→ **PROBLEM TO WORK ON**
Will you write out all the entries below exactly?

begin

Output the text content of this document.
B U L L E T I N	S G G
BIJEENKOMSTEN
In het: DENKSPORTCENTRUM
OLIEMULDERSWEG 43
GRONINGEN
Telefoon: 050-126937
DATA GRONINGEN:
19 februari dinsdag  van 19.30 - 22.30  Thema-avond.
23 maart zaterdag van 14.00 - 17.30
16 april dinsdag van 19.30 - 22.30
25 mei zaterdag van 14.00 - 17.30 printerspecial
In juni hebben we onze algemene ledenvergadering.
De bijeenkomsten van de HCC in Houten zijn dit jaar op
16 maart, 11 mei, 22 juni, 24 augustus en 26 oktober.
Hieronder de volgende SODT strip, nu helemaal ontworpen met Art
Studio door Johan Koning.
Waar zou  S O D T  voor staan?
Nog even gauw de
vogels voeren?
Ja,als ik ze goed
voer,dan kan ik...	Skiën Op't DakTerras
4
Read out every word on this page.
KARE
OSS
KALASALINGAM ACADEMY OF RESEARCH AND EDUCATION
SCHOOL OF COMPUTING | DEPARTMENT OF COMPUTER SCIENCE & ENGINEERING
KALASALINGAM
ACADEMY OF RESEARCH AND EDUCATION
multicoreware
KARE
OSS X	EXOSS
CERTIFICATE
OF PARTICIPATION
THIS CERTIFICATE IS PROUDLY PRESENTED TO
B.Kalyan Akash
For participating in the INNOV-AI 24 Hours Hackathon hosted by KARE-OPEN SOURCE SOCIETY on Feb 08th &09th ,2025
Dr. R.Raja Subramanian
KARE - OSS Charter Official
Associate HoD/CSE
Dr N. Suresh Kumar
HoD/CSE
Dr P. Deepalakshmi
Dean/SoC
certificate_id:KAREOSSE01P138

end

→ **SOLUTION**
Output the text content of this document.
B U L L E T I N	S G G
BIJEENKOMSTEN
In het: DENKSPORTCENTRUM
OLIEMULDERSWEG 43
GRONINGEN
Telefoon: 050-126937
DATA GRONINGEN:
19 februari dinsdag  van 19.30 - 22.30  Thema-avond.
23 maart zaterdag van 14.00 - 17.30
16 april dinsdag van 19.30 - 22.30
25 mei zaterdag van 14.00 - 17.30 printerspecial
In juni hebben we onze algemene ledenvergadering.
De bijeenkomsten van de HCC in Houten zijn dit jaar op
16 maart, 11 mei, 22 juni, 24 augustus en 26 oktober.
Hieronder de volgende SODT strip, nu helemaal ontworpen met Art
Studio door Johan Koning.
Waar zou  S O D T  voor staan?
Nog even gauw de
vogels voeren?
Ja,als ik ze goed
voer,dan kan ik...	Skiën Op't DakTerras
4
Read out every word on this page.
KARE
OSS
KALASALINGAM ACADEMY OF RESEARCH AND EDUCATION
SCHOOL OF COMPUTING | DEPARTMENT OF COMPUTER SCIENCE & ENGINEERING
KALASALINGAM
ACADEMY OF RESEARCH AND EDUCATION
multicoreware
KARE
OSS X	EXOSS
CERTIFICATE
OF PARTICIPATION
THIS CERTIFICATE IS PROUDLY PRESENTED TO
B.Kalyan Akash
For participating in the INNOV-AI 24 Hours Hackathon hosted by KARE-OPEN SOURCE SOCIETY on Feb 08th &09th ,2025
Dr. R.Raja Subramanian
KARE - OSS Charter Official
Associate HoD/CSE
Dr N. Suresh Kumar
HoD/CSE
Dr P. Deepalakshmi
Dean/SoC
certificate_id:KAREOSSE01P138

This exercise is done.